DATA SUPPLIED -
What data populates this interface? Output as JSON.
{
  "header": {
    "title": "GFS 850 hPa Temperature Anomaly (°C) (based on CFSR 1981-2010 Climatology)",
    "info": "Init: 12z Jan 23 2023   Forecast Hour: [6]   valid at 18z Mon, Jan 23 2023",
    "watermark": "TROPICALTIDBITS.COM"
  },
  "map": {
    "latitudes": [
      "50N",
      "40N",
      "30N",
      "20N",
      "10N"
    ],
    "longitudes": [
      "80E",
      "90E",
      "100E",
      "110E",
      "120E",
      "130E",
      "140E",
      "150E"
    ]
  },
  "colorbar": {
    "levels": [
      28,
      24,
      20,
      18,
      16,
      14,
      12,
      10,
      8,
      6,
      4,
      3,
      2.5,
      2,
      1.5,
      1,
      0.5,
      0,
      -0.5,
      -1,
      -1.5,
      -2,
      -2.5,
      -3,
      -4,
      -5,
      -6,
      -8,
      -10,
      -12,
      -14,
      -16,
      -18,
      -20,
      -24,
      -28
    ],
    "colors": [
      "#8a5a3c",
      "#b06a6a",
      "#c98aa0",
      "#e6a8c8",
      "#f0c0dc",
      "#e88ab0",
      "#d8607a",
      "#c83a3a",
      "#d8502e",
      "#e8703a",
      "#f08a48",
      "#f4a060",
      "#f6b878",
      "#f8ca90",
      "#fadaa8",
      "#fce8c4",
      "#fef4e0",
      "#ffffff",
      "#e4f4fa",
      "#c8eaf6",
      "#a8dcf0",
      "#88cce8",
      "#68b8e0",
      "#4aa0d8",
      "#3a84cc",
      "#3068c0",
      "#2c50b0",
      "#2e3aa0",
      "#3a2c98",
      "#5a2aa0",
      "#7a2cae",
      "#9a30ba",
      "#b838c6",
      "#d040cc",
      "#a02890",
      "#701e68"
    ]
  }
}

TO BE DONE - Copy out all of the records above with nothing altered.

ANSWER -
What data populates this interface? Output as JSON.
{
  "header": {
    "title": "GFS 850 hPa Temperature Anomaly (°C) (based on CFSR 1981-2010 Climatology)",
    "info": "Init: 12z Jan 23 2023   Forecast Hour: [6]   valid at 18z Mon, Jan 23 2023",
    "watermark": "TROPICALTIDBITS.COM"
  },
  "map": {
    "latitudes": [
      "50N",
      "40N",
      "30N",
      "20N",
      "10N"
    ],
    "longitudes": [
      "80E",
      "90E",
      "100E",
      "110E",
      "120E",
      "130E",
      "140E",
      "150E"
    ]
  },
  "colorbar": {
    "levels": [
      28,
      24,
      20,
      18,
      16,
      14,
      12,
      10,
      8,
      6,
      4,
      3,
      2.5,
      2,
      1.5,
      1,
      0.5,
      0,
      -0.5,
      -1,
      -1.5,
      -2,
      -2.5,
      -3,
      -4,
      -5,
      -6,
      -8,
      -10,
      -12,
      -14,
      -16,
      -18,
      -20,
      -24,
      -28
    ],
    "colors": [
      "#8a5a3c",
      "#b06a6a",
      "#c98aa0",
      "#e6a8c8",
      "#f0c0dc",
      "#e88ab0",
      "#d8607a",
      "#c83a3a",
      "#d8502e",
      "#e8703a",
      "#f08a48",
      "#f4a060",
      "#f6b878",
      "#f8ca90",
      "#fadaa8",
      "#fce8c4",
      "#fef4e0",
      "#ffffff",
      "#e4f4fa",
      "#c8eaf6",
      "#a8dcf0",
      "#88cce8",
      "#68b8e0",
      "#4aa0d8",
      "#3a84cc",
      "#3068c0",
      "#2c50b0",
      "#2e3aa0",
      "#3a2c98",
      "#5a2aa0",
      "#7a2cae",
      "#9a30ba",
      "#b838c6",
      "#d040cc",
      "#a02890",
      "#701e68"
    ]
  }
}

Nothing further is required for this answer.